▶ **Task description**
Please copy exactly the lines that begin with the one containing "Serialize everything readable" and end with the last line of the entries.

==== Material for this exercise ====

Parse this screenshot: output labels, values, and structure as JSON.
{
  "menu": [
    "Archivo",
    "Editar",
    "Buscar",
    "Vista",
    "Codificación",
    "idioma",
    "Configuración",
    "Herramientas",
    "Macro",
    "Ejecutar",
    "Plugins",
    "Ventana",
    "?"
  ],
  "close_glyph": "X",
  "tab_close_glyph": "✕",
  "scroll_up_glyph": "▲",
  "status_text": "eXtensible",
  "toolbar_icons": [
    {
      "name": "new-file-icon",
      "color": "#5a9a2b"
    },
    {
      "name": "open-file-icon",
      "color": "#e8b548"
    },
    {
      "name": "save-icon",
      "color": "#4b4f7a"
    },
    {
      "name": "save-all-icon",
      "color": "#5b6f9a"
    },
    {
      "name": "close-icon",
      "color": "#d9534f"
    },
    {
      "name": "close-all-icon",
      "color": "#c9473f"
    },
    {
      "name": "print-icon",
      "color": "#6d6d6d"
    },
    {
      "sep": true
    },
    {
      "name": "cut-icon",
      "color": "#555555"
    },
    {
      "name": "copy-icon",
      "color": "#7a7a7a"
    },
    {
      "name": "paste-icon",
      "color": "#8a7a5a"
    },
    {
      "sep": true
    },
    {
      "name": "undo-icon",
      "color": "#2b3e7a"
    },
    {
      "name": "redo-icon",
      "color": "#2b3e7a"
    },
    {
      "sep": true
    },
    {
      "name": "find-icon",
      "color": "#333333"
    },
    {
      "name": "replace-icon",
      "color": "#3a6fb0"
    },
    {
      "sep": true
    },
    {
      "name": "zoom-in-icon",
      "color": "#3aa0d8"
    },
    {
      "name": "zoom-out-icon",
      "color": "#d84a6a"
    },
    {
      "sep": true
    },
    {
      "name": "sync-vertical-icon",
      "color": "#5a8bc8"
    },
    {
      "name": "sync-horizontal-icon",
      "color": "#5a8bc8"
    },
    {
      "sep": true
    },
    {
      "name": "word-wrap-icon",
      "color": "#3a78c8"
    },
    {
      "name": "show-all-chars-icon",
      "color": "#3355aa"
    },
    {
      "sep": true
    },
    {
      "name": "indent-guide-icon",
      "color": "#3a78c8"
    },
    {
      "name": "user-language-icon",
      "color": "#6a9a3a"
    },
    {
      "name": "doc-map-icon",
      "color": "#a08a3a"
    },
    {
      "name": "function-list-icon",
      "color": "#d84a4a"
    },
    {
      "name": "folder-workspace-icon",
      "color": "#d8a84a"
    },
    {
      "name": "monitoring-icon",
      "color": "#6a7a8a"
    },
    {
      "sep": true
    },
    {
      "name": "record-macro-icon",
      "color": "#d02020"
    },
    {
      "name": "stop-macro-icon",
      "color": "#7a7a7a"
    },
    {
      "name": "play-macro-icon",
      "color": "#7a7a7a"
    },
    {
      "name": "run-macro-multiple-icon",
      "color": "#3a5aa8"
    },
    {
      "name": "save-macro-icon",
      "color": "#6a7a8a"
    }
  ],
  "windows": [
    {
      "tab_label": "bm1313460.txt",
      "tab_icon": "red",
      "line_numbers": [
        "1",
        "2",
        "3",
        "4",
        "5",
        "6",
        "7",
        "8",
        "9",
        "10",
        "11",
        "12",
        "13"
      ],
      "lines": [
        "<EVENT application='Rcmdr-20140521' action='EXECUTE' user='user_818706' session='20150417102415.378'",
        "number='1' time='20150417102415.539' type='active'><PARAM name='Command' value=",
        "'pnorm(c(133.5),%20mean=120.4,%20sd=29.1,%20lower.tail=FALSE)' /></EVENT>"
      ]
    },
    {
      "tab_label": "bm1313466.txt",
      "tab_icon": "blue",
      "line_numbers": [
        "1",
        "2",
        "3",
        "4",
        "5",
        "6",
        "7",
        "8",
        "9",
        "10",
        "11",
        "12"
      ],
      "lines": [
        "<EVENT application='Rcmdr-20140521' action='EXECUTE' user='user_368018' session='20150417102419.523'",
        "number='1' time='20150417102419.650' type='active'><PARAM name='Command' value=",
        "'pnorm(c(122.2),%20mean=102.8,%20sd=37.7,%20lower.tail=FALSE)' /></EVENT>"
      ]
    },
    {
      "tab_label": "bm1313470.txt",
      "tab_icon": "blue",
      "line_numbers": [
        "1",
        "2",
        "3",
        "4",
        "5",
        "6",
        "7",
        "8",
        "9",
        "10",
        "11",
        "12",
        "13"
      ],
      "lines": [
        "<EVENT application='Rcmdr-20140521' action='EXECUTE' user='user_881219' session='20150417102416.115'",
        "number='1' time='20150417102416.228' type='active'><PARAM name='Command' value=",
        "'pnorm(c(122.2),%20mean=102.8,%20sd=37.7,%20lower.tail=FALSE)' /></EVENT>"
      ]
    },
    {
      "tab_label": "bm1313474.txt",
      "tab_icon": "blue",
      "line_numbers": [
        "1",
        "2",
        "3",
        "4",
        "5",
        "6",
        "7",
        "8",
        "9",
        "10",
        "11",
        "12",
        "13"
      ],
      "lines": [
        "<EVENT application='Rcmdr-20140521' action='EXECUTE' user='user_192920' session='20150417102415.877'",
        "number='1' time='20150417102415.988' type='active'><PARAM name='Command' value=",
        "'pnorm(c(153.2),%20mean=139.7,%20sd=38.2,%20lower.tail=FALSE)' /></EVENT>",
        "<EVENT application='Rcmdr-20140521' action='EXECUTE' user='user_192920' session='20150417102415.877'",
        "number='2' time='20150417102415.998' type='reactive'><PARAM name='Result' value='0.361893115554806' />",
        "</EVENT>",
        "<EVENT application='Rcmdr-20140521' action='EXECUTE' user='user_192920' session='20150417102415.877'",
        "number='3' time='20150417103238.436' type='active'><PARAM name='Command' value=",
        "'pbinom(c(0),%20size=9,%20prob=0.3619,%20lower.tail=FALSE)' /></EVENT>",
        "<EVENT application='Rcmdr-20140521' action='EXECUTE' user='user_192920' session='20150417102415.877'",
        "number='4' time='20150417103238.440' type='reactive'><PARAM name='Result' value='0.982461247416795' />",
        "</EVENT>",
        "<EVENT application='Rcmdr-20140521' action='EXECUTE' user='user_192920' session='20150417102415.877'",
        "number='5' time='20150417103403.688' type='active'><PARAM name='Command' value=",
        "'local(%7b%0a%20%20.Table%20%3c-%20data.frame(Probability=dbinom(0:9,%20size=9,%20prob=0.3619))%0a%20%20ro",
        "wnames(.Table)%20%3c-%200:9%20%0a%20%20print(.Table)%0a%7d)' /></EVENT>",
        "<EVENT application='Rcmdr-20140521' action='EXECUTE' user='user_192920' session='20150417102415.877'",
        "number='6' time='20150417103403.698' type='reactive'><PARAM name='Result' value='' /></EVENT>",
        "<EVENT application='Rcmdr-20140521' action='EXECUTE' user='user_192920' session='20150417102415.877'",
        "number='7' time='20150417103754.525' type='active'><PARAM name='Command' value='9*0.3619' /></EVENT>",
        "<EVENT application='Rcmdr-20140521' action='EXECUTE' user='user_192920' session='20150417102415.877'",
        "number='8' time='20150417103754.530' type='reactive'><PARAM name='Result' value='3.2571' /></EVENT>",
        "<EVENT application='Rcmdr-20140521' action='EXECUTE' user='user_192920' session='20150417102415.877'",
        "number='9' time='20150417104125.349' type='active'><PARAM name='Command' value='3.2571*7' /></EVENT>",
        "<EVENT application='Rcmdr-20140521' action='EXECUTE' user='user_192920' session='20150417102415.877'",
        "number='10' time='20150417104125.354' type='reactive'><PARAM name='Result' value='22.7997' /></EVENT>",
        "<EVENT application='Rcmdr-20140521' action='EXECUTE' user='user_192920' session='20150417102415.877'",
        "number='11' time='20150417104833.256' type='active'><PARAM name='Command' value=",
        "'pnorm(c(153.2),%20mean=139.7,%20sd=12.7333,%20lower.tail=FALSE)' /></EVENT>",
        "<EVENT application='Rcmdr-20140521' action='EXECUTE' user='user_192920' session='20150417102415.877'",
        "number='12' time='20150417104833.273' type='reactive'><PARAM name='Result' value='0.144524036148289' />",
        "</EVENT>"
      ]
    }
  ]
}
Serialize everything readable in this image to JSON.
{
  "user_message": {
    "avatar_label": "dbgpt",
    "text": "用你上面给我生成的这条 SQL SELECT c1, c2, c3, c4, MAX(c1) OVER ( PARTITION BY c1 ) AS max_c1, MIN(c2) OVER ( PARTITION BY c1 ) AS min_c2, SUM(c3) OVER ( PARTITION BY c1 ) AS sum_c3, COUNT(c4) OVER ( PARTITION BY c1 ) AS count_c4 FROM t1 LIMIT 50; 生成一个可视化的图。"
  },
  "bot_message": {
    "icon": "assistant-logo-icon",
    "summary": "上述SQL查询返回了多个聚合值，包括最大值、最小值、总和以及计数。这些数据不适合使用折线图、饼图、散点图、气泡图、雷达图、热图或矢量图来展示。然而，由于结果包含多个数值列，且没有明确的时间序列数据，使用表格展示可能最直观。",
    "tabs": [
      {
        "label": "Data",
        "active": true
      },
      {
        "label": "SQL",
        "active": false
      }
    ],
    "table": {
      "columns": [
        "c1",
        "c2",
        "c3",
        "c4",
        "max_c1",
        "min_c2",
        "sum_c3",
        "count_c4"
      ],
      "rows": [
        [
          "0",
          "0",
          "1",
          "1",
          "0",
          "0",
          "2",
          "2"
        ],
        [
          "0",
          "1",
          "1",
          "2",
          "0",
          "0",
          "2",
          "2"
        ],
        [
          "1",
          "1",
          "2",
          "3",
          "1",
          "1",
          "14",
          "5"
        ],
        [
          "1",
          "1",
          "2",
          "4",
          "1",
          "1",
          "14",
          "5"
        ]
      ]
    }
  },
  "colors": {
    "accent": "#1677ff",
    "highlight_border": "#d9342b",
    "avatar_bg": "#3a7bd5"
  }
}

====

▶ **Final result**
Serialize everything readable in this image to JSON.
{
  "user_message": {
    "avatar_label": "dbgpt",
    "text": "用你上面给我生成的这条 SQL SELECT c1, c2, c3, c4, MAX(c1) OVER ( PARTITION BY c1 ) AS max_c1, MIN(c2) OVER ( PARTITION BY c1 ) AS min_c2, SUM(c3) OVER ( PARTITION BY c1 ) AS sum_c3, COUNT(c4) OVER ( PARTITION BY c1 ) AS count_c4 FROM t1 LIMIT 50; 生成一个可视化的图。"
  },
  "bot_message": {
    "icon": "assistant-logo-icon",
    "summary": "上述SQL查询返回了多个聚合值，包括最大值、最小值、总和以及计数。这些数据不适合使用折线图、饼图、散点图、气泡图、雷达图、热图或矢量图来展示。然而，由于结果包含多个数值列，且没有明确的时间序列数据，使用表格展示可能最直观。",
    "tabs": [
      {
        "label": "Data",
        "active": true
      },
      {
        "label": "SQL",
        "active": false
      }
    ],
    "table": {
      "columns": [
        "c1",
        "c2",
        "c3",
        "c4",
        "max_c1",
        "min_c2",
        "sum_c3",
        "count_c4"
      ],
      "rows": [
        [
          "0",
          "0",
          "1",
          "1",
          "0",
          "0",
          "2",
          "2"
        ],
        [
          "0",
          "1",
          "1",
          "2",
          "0",
          "0",
          "2",
          "2"
        ],
        [
          "1",
          "1",
          "2",
          "3",
          "1",
          "1",
          "14",
          "5"
        ],
        [
          "1",
          "1",
          "2",
          "4",
          "1",
          "1",
          "14",
          "5"
        ]
      ]
    }
  },
  "colors": {
    "accent": "#1677ff",
    "highlight_border": "#d9342b",
    "avatar_bg": "#3a7bd5"
  }
}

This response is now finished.